| Written instruction |
Please copy the lines below word for word, keeping every character unchanged.

| Material for this task |
--

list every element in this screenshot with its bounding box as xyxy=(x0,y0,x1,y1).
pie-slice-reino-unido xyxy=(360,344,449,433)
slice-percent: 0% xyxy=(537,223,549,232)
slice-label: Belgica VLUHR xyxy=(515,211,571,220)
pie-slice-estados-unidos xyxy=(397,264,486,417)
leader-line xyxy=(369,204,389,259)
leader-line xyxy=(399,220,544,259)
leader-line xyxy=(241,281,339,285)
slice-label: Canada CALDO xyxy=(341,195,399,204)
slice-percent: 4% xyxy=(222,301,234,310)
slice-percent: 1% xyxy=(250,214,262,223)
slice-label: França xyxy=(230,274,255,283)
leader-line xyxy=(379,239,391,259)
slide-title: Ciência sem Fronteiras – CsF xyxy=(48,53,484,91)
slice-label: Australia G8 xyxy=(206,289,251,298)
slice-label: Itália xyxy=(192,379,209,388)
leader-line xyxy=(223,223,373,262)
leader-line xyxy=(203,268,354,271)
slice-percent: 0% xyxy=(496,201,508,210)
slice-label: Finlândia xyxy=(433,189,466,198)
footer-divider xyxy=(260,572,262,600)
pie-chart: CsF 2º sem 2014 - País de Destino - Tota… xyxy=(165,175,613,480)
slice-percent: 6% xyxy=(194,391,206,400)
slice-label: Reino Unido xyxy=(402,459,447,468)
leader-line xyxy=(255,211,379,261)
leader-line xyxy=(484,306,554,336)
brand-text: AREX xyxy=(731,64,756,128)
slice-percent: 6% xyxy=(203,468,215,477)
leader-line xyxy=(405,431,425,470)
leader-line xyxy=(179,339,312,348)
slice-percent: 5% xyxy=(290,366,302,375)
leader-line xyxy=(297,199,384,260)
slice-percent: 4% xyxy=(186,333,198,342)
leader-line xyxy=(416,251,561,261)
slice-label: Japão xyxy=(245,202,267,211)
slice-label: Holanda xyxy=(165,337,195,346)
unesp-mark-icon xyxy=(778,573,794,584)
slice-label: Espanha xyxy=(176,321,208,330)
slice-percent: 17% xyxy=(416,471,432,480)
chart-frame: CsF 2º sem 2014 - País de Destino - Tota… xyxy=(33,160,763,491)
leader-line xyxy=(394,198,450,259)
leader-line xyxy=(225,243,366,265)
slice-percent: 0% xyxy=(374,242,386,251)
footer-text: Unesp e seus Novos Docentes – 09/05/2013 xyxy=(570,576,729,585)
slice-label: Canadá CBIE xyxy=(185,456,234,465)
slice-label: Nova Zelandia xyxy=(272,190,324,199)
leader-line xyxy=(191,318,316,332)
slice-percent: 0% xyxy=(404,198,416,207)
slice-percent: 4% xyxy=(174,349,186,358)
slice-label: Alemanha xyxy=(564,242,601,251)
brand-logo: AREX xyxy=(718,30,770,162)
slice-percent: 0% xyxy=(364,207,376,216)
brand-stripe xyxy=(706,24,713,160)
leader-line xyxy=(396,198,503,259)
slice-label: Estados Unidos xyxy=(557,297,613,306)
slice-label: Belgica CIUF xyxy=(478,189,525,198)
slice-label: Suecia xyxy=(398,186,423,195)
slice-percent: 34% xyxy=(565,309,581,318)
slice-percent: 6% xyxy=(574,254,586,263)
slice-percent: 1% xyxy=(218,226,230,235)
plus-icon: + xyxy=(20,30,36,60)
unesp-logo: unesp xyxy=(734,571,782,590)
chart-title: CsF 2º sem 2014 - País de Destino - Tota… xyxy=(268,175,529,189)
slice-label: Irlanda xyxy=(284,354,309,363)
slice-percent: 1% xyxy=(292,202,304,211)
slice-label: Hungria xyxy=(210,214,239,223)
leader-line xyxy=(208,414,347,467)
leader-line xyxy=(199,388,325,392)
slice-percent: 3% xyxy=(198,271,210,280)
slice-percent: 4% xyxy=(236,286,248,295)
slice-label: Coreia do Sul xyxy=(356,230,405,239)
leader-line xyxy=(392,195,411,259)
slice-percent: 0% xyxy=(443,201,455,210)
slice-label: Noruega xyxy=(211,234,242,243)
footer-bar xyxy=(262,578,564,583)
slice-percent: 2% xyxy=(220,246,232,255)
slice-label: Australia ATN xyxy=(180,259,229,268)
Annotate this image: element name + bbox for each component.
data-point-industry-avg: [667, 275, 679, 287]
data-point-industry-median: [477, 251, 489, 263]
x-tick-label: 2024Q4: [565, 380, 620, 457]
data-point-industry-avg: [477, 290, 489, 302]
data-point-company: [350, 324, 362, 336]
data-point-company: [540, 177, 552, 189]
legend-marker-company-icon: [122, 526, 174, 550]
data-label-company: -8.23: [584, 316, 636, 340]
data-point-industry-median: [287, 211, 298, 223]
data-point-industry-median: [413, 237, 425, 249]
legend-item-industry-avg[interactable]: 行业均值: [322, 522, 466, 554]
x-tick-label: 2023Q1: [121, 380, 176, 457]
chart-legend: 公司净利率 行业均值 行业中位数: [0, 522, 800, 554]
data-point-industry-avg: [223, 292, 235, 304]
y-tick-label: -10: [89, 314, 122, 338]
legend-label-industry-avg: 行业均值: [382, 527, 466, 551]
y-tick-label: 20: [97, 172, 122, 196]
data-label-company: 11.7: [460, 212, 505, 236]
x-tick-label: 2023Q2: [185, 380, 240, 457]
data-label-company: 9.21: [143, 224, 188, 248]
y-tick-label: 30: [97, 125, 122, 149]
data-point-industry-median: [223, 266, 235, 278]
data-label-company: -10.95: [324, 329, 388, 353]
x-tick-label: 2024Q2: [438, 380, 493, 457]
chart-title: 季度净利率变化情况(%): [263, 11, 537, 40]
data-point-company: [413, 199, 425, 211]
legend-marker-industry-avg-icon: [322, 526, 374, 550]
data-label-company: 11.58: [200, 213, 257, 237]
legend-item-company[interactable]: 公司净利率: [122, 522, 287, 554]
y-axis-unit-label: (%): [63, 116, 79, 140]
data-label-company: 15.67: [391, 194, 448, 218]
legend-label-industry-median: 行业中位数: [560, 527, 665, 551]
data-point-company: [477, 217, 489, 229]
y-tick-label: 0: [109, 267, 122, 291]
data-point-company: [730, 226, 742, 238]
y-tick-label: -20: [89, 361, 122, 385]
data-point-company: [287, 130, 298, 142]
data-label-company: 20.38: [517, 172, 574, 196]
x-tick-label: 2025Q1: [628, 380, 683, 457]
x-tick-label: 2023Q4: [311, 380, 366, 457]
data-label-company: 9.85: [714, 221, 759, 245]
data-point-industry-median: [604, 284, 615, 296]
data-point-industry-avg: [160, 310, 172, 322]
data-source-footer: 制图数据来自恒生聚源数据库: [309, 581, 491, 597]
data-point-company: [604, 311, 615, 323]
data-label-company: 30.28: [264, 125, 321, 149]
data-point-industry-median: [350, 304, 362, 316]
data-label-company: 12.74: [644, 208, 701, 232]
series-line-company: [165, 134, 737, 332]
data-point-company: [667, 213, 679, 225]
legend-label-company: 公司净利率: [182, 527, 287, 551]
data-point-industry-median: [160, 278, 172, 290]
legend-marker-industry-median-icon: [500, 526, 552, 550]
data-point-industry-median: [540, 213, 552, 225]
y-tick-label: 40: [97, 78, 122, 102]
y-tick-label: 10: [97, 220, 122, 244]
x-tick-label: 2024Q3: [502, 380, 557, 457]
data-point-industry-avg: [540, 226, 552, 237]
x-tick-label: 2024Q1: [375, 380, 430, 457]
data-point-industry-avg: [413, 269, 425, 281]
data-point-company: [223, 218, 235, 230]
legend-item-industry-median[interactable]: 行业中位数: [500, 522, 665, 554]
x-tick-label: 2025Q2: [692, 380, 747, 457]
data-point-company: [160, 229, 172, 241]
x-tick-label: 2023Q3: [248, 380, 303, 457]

--

| Result below |
list every element in this screenshot with its bounding box as xyxy=(x0,y0,x1,y1).
pie-slice-reino-unido xyxy=(360,344,449,433)
slice-percent: 0% xyxy=(537,223,549,232)
slice-label: Belgica VLUHR xyxy=(515,211,571,220)
pie-slice-estados-unidos xyxy=(397,264,486,417)
leader-line xyxy=(369,204,389,259)
leader-line xyxy=(399,220,544,259)
leader-line xyxy=(241,281,339,285)
slice-label: Canada CALDO xyxy=(341,195,399,204)
slice-percent: 4% xyxy=(222,301,234,310)
slice-percent: 1% xyxy=(250,214,262,223)
slice-label: França xyxy=(230,274,255,283)
leader-line xyxy=(379,239,391,259)
slide-title: Ciência sem Fronteiras – CsF xyxy=(48,53,484,91)
slice-label: Australia G8 xyxy=(206,289,251,298)
slice-label: Itália xyxy=(192,379,209,388)
leader-line xyxy=(223,223,373,262)
leader-line xyxy=(203,268,354,271)
slice-percent: 0% xyxy=(496,201,508,210)
slice-label: Finlândia xyxy=(433,189,466,198)
footer-divider xyxy=(260,572,262,600)
pie-chart: CsF 2º sem 2014 - País de Destino - Tota… xyxy=(165,175,613,480)
slice-percent: 6% xyxy=(194,391,206,400)
slice-label: Reino Unido xyxy=(402,459,447,468)
leader-line xyxy=(255,211,379,261)
leader-line xyxy=(484,306,554,336)
brand-text: AREX xyxy=(731,64,756,128)
slice-percent: 6% xyxy=(203,468,215,477)
leader-line xyxy=(405,431,425,470)
leader-line xyxy=(179,339,312,348)
slice-percent: 5% xyxy=(290,366,302,375)
leader-line xyxy=(297,199,384,260)
slice-percent: 4% xyxy=(186,333,198,342)
leader-line xyxy=(416,251,561,261)
slice-label: Japão xyxy=(245,202,267,211)
slice-label: Holanda xyxy=(165,337,195,346)
unesp-mark-icon xyxy=(778,573,794,584)
slice-label: Espanha xyxy=(176,321,208,330)
slice-percent: 17% xyxy=(416,471,432,480)
chart-frame: CsF 2º sem 2014 - País de Destino - Tota… xyxy=(33,160,763,491)
leader-line xyxy=(394,198,450,259)
leader-line xyxy=(225,243,366,265)
slice-percent: 0% xyxy=(374,242,386,251)
footer-text: Unesp e seus Novos Docentes – 09/05/2013 xyxy=(570,576,729,585)
slice-label: Canadá CBIE xyxy=(185,456,234,465)
slice-label: Nova Zelandia xyxy=(272,190,324,199)
leader-line xyxy=(191,318,316,332)
slice-percent: 0% xyxy=(404,198,416,207)
slice-percent: 4% xyxy=(174,349,186,358)
slice-label: Alemanha xyxy=(564,242,601,251)
brand-logo: AREX xyxy=(718,30,770,162)
slice-percent: 0% xyxy=(364,207,376,216)
brand-stripe xyxy=(706,24,713,160)
leader-line xyxy=(396,198,503,259)
slice-label: Estados Unidos xyxy=(557,297,613,306)
slice-label: Belgica CIUF xyxy=(478,189,525,198)
slice-label: Suecia xyxy=(398,186,423,195)
slice-percent: 34% xyxy=(565,309,581,318)
slice-percent: 6% xyxy=(574,254,586,263)
slice-percent: 1% xyxy=(218,226,230,235)
plus-icon: + xyxy=(20,30,36,60)
unesp-logo: unesp xyxy=(734,571,782,590)
chart-title: CsF 2º sem 2014 - País de Destino - Tota… xyxy=(268,175,529,189)
slice-label: Irlanda xyxy=(284,354,309,363)
slice-percent: 1% xyxy=(292,202,304,211)
slice-label: Hungria xyxy=(210,214,239,223)
leader-line xyxy=(208,414,347,467)
leader-line xyxy=(199,388,325,392)
slice-percent: 3% xyxy=(198,271,210,280)
slice-percent: 4% xyxy=(236,286,248,295)
slice-label: Coreia do Sul xyxy=(356,230,405,239)
leader-line xyxy=(392,195,411,259)
slice-percent: 0% xyxy=(443,201,455,210)
slice-label: Noruega xyxy=(211,234,242,243)
footer-bar xyxy=(262,578,564,583)
slice-percent: 2% xyxy=(220,246,232,255)
slice-label: Australia ATN xyxy=(180,259,229,268)
Annotate this image: element name + bbox for each component.
data-point-industry-avg: [667, 275, 679, 287]
data-point-industry-median: [477, 251, 489, 263]
x-tick-label: 2024Q4: [565, 380, 620, 457]
data-point-industry-avg: [477, 290, 489, 302]
data-point-company: [350, 324, 362, 336]
data-point-company: [540, 177, 552, 189]
legend-marker-company-icon: [122, 526, 174, 550]
data-label-company: -8.23: [584, 316, 636, 340]
data-point-industry-median: [287, 211, 298, 223]
data-point-industry-median: [413, 237, 425, 249]
legend-item-industry-avg[interactable]: 行业均值: [322, 522, 466, 554]
x-tick-label: 2023Q1: [121, 380, 176, 457]
chart-legend: 公司净利率 行业均值 行业中位数: [0, 522, 800, 554]
data-point-industry-avg: [223, 292, 235, 304]
y-tick-label: -10: [89, 314, 122, 338]
legend-label-industry-avg: 行业均值: [382, 527, 466, 551]
y-tick-label: 20: [97, 172, 122, 196]
data-label-company: 11.7: [460, 212, 505, 236]
x-tick-label: 2023Q2: [185, 380, 240, 457]
data-label-company: 9.21: [143, 224, 188, 248]
y-tick-label: 30: [97, 125, 122, 149]
data-point-industry-median: [223, 266, 235, 278]
data-label-company: -10.95: [324, 329, 388, 353]
x-tick-label: 2024Q2: [438, 380, 493, 457]
chart-title: 季度净利率变化情况(%): [263, 11, 537, 40]
data-point-company: [413, 199, 425, 211]
legend-marker-industry-avg-icon: [322, 526, 374, 550]
data-label-company: 11.58: [200, 213, 257, 237]
legend-item-company[interactable]: 公司净利率: [122, 522, 287, 554]
y-axis-unit-label: (%): [63, 116, 79, 140]
data-label-company: 15.67: [391, 194, 448, 218]
legend-label-industry-median: 行业中位数: [560, 527, 665, 551]
data-point-company: [477, 217, 489, 229]
y-tick-label: 0: [109, 267, 122, 291]
data-point-company: [730, 226, 742, 238]
y-tick-label: -20: [89, 361, 122, 385]
data-point-company: [287, 130, 298, 142]
data-label-company: 20.38: [517, 172, 574, 196]
x-tick-label: 2025Q1: [628, 380, 683, 457]
x-tick-label: 2023Q4: [311, 380, 366, 457]
data-label-company: 9.85: [714, 221, 759, 245]
data-point-industry-median: [604, 284, 615, 296]
data-point-industry-avg: [160, 310, 172, 322]
data-source-footer: 制图数据来自恒生聚源数据库: [309, 581, 491, 597]
data-point-company: [604, 311, 615, 323]
data-label-company: 30.28: [264, 125, 321, 149]
data-point-industry-median: [350, 304, 362, 316]
data-label-company: 12.74: [644, 208, 701, 232]
series-line-company: [165, 134, 737, 332]
data-point-company: [667, 213, 679, 225]
legend-label-company: 公司净利率: [182, 527, 287, 551]
data-point-industry-median: [160, 278, 172, 290]
legend-marker-industry-median-icon: [500, 526, 552, 550]
data-point-industry-median: [540, 213, 552, 225]
y-tick-label: 40: [97, 78, 122, 102]
y-tick-label: 10: [97, 220, 122, 244]
x-tick-label: 2024Q3: [502, 380, 557, 457]
data-point-industry-avg: [540, 226, 552, 237]
x-tick-label: 2024Q1: [375, 380, 430, 457]
data-point-industry-avg: [413, 269, 425, 281]
data-point-company: [223, 218, 235, 230]
legend-item-industry-median[interactable]: 行业中位数: [500, 522, 665, 554]
x-tick-label: 2025Q2: [692, 380, 747, 457]
data-point-company: [160, 229, 172, 241]
x-tick-label: 2023Q3: [248, 380, 303, 457]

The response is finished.